- **THE EXERCISE**
Gather, from the data below, each line in which the word "xinyuwenchuang" occurs.

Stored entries

--- --- ---

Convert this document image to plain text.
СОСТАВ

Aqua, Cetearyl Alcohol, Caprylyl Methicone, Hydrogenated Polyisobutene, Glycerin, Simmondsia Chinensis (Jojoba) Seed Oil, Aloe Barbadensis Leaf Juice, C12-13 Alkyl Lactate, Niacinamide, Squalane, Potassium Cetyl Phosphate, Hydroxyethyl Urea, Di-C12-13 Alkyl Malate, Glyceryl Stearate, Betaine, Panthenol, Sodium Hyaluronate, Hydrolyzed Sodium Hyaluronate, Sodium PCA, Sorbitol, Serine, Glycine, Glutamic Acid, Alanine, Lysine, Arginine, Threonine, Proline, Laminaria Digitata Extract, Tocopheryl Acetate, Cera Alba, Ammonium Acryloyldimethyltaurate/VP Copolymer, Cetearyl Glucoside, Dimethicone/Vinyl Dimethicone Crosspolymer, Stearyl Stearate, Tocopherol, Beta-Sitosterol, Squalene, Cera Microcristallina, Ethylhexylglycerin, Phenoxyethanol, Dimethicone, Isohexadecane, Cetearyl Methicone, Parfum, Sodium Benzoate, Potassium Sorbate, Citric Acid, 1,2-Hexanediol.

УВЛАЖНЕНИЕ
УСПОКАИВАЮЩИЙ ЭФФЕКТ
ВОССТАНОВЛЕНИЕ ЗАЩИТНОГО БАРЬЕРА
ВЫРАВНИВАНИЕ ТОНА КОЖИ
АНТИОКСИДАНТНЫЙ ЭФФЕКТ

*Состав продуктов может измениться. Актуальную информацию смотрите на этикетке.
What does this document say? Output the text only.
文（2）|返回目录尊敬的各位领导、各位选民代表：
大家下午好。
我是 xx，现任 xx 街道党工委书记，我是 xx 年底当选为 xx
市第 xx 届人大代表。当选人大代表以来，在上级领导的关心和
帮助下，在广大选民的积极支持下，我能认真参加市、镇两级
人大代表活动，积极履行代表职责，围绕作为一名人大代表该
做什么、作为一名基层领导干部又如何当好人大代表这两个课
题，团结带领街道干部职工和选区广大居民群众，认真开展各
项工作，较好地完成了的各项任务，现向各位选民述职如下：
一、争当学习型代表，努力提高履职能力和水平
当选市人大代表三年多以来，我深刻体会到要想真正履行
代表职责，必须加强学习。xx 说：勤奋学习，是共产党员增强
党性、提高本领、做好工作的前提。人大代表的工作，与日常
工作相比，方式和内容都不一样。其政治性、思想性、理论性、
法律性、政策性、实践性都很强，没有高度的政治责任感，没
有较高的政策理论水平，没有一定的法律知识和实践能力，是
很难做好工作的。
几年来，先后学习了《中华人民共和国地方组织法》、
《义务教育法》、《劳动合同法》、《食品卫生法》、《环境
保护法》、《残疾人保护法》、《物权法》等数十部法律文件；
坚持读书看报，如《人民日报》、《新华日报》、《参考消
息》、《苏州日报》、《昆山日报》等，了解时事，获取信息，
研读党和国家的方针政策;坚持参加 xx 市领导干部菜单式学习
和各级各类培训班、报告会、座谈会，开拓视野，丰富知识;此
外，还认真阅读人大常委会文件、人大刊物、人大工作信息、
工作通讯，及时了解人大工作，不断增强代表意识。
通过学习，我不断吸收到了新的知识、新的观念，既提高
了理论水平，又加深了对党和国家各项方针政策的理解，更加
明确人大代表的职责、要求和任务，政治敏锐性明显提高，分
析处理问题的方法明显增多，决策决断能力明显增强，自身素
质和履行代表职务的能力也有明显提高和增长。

--- --- ---

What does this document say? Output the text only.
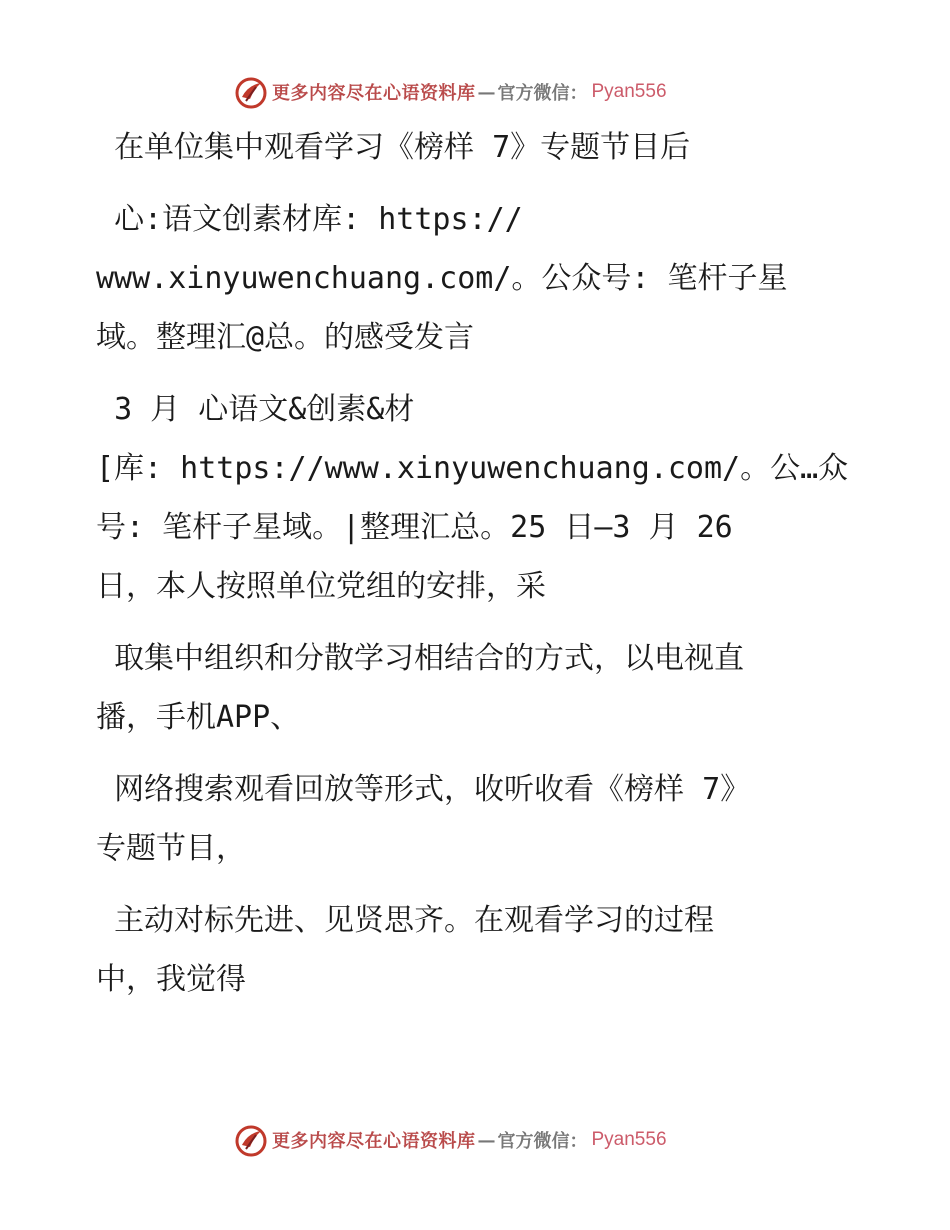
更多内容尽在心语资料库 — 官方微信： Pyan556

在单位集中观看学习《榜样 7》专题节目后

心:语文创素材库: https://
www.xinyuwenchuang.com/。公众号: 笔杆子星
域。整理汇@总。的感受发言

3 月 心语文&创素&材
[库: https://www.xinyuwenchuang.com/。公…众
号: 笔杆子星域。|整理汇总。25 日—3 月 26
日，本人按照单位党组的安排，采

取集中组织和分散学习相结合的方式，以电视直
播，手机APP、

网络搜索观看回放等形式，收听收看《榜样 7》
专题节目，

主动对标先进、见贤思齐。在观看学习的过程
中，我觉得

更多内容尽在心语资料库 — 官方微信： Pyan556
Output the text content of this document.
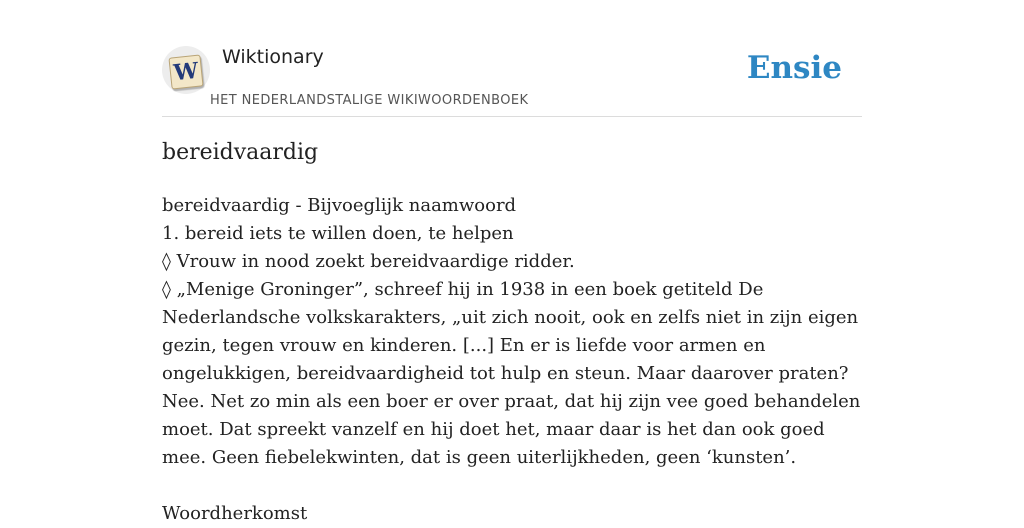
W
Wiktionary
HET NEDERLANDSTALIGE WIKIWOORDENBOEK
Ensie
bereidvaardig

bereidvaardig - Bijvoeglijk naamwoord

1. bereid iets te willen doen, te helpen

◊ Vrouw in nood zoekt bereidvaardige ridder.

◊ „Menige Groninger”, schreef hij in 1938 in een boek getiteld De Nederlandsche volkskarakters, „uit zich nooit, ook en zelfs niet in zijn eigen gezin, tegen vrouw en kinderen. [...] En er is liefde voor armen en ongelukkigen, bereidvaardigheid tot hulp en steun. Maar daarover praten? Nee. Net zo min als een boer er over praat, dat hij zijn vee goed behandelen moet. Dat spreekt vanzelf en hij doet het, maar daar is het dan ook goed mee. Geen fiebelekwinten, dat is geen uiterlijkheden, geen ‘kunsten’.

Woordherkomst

--- --- ---

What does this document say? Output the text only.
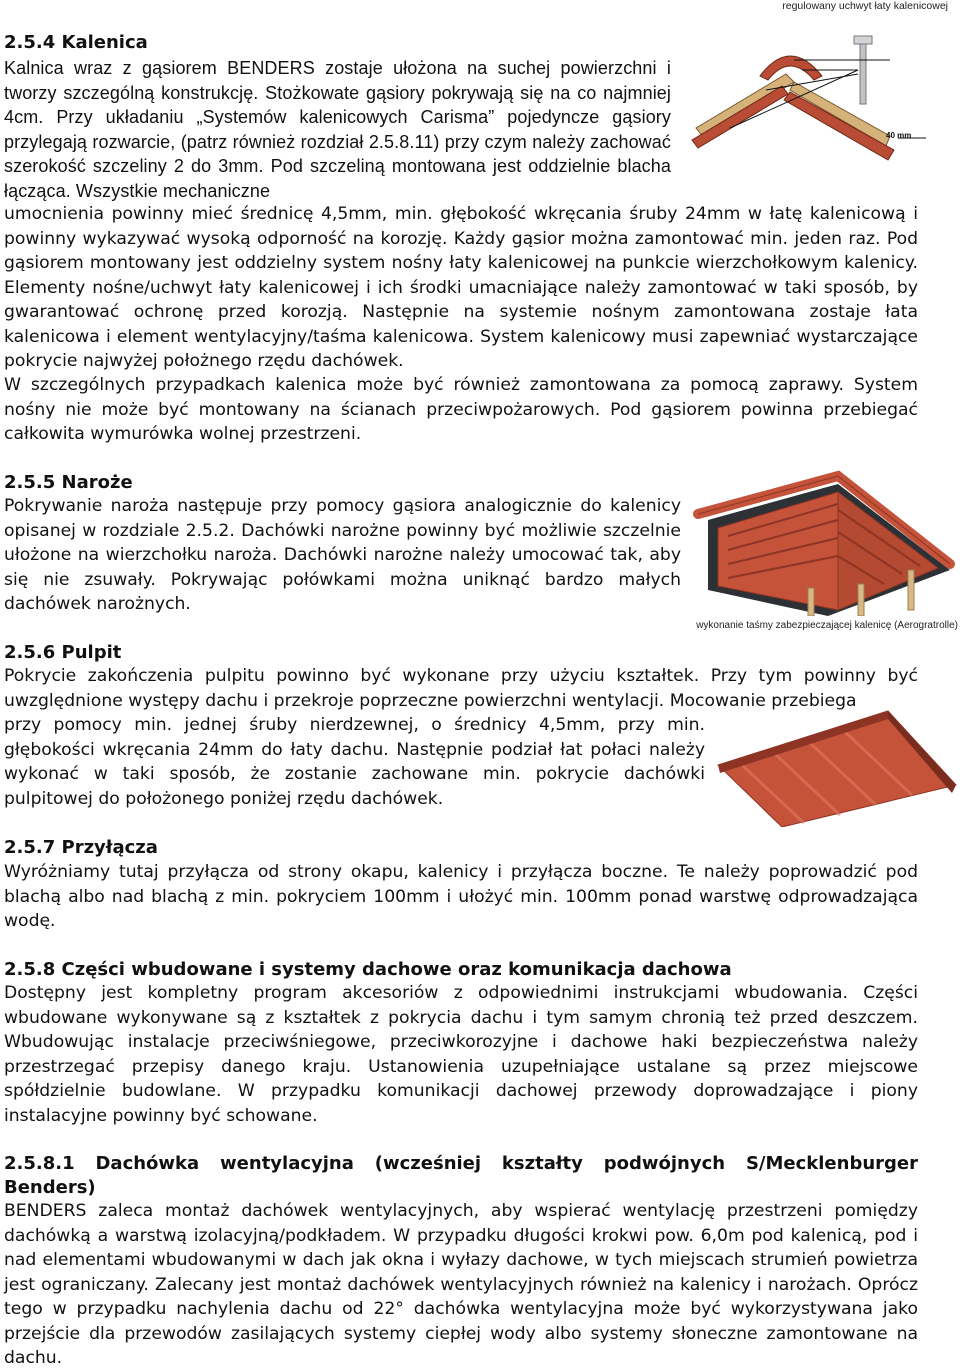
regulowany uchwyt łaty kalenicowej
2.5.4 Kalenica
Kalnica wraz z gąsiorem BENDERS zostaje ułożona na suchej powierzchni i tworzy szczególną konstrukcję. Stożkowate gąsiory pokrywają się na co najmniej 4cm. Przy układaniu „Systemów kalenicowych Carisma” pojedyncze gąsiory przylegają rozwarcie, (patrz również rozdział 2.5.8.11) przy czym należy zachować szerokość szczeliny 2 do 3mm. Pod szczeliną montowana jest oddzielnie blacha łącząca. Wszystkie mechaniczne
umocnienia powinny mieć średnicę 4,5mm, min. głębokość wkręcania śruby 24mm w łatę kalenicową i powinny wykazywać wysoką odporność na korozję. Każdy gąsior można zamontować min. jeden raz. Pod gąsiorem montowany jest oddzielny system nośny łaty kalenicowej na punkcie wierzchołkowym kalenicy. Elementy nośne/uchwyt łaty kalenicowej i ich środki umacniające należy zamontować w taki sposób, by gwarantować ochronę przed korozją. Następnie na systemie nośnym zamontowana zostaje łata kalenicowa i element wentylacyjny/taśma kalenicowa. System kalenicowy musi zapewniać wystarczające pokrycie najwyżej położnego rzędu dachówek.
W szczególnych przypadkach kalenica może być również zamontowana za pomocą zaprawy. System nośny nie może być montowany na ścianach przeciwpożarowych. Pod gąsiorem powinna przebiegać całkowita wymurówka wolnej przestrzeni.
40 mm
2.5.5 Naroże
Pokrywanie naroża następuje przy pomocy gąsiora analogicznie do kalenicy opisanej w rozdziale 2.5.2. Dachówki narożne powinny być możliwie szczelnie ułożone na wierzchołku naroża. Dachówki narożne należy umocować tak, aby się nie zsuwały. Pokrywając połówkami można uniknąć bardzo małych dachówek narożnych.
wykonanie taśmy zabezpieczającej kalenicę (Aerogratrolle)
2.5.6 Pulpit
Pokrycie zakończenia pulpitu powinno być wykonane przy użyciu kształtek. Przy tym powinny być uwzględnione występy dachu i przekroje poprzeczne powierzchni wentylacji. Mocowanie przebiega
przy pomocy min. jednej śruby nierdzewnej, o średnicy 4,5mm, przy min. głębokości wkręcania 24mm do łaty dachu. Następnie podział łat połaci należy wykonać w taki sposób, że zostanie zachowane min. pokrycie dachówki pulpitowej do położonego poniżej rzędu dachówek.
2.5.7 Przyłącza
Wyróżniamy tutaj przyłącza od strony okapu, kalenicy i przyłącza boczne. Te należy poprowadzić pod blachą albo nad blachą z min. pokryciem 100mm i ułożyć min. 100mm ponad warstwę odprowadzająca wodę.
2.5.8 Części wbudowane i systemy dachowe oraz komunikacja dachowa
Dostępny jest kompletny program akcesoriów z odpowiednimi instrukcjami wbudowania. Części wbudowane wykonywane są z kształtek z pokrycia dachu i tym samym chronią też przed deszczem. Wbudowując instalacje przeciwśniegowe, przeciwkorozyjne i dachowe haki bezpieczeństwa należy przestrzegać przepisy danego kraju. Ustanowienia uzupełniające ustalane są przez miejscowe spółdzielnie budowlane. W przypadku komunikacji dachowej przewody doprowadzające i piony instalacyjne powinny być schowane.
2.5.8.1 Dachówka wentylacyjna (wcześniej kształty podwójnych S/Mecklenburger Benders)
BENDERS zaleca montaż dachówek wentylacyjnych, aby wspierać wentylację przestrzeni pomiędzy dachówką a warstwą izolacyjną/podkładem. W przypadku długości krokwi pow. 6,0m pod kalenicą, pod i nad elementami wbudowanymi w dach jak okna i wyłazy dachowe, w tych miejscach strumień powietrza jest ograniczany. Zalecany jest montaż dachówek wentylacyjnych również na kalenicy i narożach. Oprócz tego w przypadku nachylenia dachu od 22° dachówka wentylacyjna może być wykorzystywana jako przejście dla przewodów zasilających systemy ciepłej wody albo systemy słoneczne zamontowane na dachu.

--- --- ---

- **EXERCISE OUTPUT**
www.xinyuwenchuang.com/。公众号: 笔杆子星
[库: https://www.xinyuwenchuang.com/。公…众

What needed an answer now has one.